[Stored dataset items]
════

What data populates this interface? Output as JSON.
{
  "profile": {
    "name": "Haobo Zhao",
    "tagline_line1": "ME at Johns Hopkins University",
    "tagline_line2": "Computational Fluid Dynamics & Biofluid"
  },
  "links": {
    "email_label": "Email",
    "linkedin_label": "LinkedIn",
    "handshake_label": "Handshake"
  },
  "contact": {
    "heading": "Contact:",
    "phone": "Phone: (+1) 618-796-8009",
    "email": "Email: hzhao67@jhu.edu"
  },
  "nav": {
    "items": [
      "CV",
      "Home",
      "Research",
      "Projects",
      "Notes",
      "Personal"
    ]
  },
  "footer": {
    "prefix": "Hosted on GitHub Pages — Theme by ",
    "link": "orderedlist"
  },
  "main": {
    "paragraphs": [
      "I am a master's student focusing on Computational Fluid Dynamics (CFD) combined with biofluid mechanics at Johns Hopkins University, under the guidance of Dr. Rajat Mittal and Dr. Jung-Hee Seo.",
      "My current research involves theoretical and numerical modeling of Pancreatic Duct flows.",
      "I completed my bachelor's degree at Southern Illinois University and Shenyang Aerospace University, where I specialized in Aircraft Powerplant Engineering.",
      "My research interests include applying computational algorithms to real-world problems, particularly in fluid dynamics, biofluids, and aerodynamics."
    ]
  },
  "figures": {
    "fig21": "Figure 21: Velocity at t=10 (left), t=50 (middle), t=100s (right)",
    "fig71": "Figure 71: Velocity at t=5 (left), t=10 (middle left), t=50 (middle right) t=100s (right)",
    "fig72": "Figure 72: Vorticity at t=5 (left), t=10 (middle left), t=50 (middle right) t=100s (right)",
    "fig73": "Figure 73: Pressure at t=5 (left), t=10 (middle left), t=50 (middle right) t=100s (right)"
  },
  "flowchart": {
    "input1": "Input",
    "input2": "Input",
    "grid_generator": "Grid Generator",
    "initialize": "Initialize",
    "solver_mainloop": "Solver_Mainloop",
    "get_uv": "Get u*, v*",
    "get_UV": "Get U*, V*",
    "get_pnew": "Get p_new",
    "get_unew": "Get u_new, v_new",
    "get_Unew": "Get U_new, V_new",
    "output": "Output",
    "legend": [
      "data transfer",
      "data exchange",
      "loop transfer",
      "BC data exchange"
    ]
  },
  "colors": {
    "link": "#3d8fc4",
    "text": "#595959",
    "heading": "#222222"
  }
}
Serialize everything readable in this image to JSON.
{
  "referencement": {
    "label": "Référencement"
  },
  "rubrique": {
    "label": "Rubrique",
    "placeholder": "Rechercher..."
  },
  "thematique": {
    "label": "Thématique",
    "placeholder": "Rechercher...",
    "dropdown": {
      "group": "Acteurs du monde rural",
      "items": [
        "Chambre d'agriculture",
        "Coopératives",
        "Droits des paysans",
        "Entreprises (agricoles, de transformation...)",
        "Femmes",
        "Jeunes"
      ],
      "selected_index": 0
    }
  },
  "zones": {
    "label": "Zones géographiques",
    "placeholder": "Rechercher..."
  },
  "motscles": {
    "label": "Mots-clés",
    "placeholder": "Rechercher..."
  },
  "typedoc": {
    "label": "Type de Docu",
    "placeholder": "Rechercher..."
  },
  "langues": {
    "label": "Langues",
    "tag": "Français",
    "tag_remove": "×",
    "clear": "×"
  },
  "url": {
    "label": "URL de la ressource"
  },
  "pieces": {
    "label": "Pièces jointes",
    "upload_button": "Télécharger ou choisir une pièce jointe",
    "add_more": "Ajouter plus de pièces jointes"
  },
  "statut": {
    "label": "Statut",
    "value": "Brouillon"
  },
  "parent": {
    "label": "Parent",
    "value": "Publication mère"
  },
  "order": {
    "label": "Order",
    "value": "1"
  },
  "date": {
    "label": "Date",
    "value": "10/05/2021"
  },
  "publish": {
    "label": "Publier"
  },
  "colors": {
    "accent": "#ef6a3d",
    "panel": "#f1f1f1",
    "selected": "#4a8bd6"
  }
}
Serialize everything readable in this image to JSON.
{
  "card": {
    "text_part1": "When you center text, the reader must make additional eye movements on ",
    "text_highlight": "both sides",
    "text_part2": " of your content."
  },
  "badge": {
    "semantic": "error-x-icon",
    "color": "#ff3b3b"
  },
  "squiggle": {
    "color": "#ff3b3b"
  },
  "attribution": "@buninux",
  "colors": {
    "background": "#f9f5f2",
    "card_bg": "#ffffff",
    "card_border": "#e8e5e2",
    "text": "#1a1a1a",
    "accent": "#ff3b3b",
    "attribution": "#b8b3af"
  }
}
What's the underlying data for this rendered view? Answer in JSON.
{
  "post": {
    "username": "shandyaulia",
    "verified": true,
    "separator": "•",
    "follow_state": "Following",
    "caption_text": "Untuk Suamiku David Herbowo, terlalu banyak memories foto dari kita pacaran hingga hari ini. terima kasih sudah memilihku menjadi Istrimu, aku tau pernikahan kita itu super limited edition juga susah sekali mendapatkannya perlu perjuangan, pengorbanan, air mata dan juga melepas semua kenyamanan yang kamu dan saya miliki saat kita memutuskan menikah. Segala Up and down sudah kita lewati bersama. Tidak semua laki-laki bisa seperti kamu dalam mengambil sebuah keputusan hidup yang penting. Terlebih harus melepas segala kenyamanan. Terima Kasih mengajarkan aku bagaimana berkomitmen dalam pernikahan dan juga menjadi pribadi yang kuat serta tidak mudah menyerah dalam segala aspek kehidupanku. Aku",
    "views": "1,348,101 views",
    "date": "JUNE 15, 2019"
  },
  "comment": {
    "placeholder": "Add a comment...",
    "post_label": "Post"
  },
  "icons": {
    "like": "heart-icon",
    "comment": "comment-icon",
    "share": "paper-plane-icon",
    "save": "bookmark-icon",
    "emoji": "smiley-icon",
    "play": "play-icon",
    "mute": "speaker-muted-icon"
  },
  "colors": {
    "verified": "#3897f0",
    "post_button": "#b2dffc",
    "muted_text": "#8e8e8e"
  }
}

════

**Given problem**
Lines containing the string "Johns" should be counted; reply with their number and nothing more.

**Output**
2